- **Exercise instructions**: Pictures do not belong in the copy; quote every entry below exactly.

=-=-=-=-=

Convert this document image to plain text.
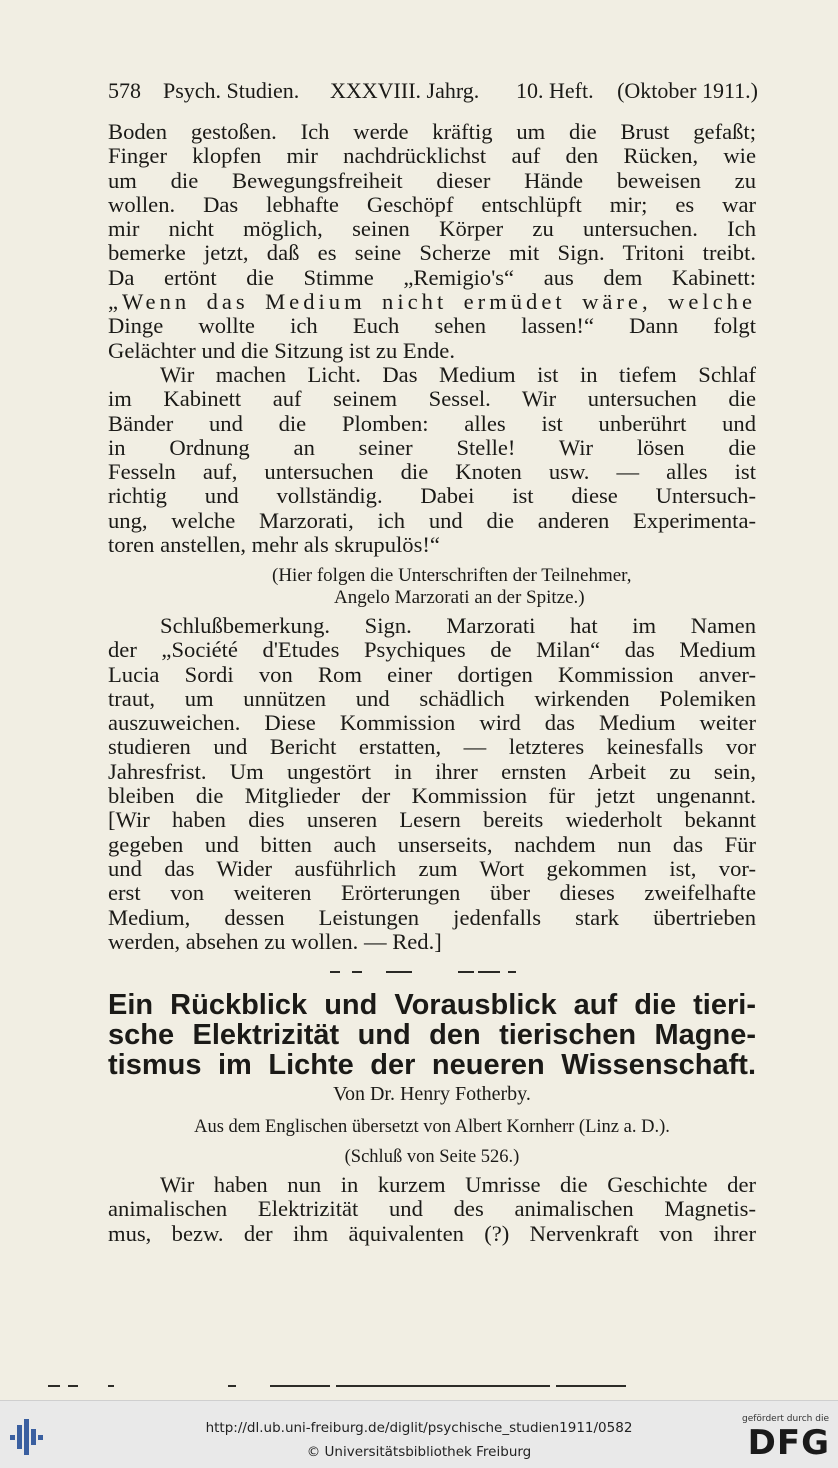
578 Psych. Studien. XXXVIII. Jahrg. 10. Heft. (Oktober 1911.)
Boden gestoßen. Ich werde kräftig um die Brust gefaßt;
Finger klopfen mir nachdrücklichst auf den Rücken, wie
um die Bewegungsfreiheit dieser Hände beweisen zu
wollen. Das lebhafte Geschöpf entschlüpft mir; es war
mir nicht möglich, seinen Körper zu untersuchen. Ich
bemerke jetzt, daß es seine Scherze mit Sign. Tritoni treibt.
Da ertönt die Stimme „Remigio's“ aus dem Kabinett:
„Wenn das Medium nicht ermüdet wäre, welche
Dinge wollte ich Euch sehen lassen!“ Dann folgt
Gelächter und die Sitzung ist zu Ende.
Wir machen Licht. Das Medium ist in tiefem Schlaf
im Kabinett auf seinem Sessel. Wir untersuchen die
Bänder und die Plomben: alles ist unberührt und
in Ordnung an seiner Stelle! Wir lösen die
Fesseln auf, untersuchen die Knoten usw. — alles ist
richtig und vollständig. Dabei ist diese Untersuch-
ung, welche Marzorati, ich und die anderen Experimenta-
toren anstellen, mehr als skrupulös!“
(Hier folgen die Unterschriften der Teilnehmer,
Angelo Marzorati an der Spitze.)
Schlußbemerkung. Sign. Marzorati hat im Namen
der „Société d'Etudes Psychiques de Milan“ das Medium
Lucia Sordi von Rom einer dortigen Kommission anver-
traut, um unnützen und schädlich wirkenden Polemiken
auszuweichen. Diese Kommission wird das Medium weiter
studieren und Bericht erstatten, — letzteres keinesfalls vor
Jahresfrist. Um ungestört in ihrer ernsten Arbeit zu sein,
bleiben die Mitglieder der Kommission für jetzt ungenannt.
[Wir haben dies unseren Lesern bereits wiederholt bekannt
gegeben und bitten auch unserseits, nachdem nun das Für
und das Wider ausführlich zum Wort gekommen ist, vor-
erst von weiteren Erörterungen über dieses zweifelhafte
Medium, dessen Leistungen jedenfalls stark übertrieben
werden, absehen zu wollen. — Red.]
Ein Rückblick und Vorausblick auf die tieri-
sche Elektrizität und den tierischen Magne-
tismus im Lichte der neueren Wissenschaft.
Von Dr. Henry Fotherby.
Aus dem Englischen übersetzt von Albert Kornherr (Linz a. D.).
(Schluß von Seite 526.)
Wir haben nun in kurzem Umrisse die Geschichte der
animalischen Elektrizität und des animalischen Magnetis-
mus, bezw. der ihm äquivalenten (?) Nervenkraft von ihrer
http://dl.ub.uni-freiburg.de/diglit/psychische_studien1911/0582
© Universitätsbibliothek Freiburg
gefördert durch die
DFG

=-=-=-=-=

- **Task answer**:
Convert this document image to plain text.
578 Psych. Studien. XXXVIII. Jahrg. 10. Heft. (Oktober 1911.)
Boden gestoßen. Ich werde kräftig um die Brust gefaßt;
Finger klopfen mir nachdrücklichst auf den Rücken, wie
um die Bewegungsfreiheit dieser Hände beweisen zu
wollen. Das lebhafte Geschöpf entschlüpft mir; es war
mir nicht möglich, seinen Körper zu untersuchen. Ich
bemerke jetzt, daß es seine Scherze mit Sign. Tritoni treibt.
Da ertönt die Stimme „Remigio's“ aus dem Kabinett:
„Wenn das Medium nicht ermüdet wäre, welche
Dinge wollte ich Euch sehen lassen!“ Dann folgt
Gelächter und die Sitzung ist zu Ende.
Wir machen Licht. Das Medium ist in tiefem Schlaf
im Kabinett auf seinem Sessel. Wir untersuchen die
Bänder und die Plomben: alles ist unberührt und
in Ordnung an seiner Stelle! Wir lösen die
Fesseln auf, untersuchen die Knoten usw. — alles ist
richtig und vollständig. Dabei ist diese Untersuch-
ung, welche Marzorati, ich und die anderen Experimenta-
toren anstellen, mehr als skrupulös!“
(Hier folgen die Unterschriften der Teilnehmer,
Angelo Marzorati an der Spitze.)
Schlußbemerkung. Sign. Marzorati hat im Namen
der „Société d'Etudes Psychiques de Milan“ das Medium
Lucia Sordi von Rom einer dortigen Kommission anver-
traut, um unnützen und schädlich wirkenden Polemiken
auszuweichen. Diese Kommission wird das Medium weiter
studieren und Bericht erstatten, — letzteres keinesfalls vor
Jahresfrist. Um ungestört in ihrer ernsten Arbeit zu sein,
bleiben die Mitglieder der Kommission für jetzt ungenannt.
[Wir haben dies unseren Lesern bereits wiederholt bekannt
gegeben und bitten auch unserseits, nachdem nun das Für
und das Wider ausführlich zum Wort gekommen ist, vor-
erst von weiteren Erörterungen über dieses zweifelhafte
Medium, dessen Leistungen jedenfalls stark übertrieben
werden, absehen zu wollen. — Red.]
Ein Rückblick und Vorausblick auf die tieri-
sche Elektrizität und den tierischen Magne-
tismus im Lichte der neueren Wissenschaft.
Von Dr. Henry Fotherby.
Aus dem Englischen übersetzt von Albert Kornherr (Linz a. D.).
(Schluß von Seite 526.)
Wir haben nun in kurzem Umrisse die Geschichte der
animalischen Elektrizität und des animalischen Magnetis-
mus, bezw. der ihm äquivalenten (?) Nervenkraft von ihrer
http://dl.ub.uni-freiburg.de/diglit/psychische_studien1911/0582
© Universitätsbibliothek Freiburg
gefördert durch die
DFG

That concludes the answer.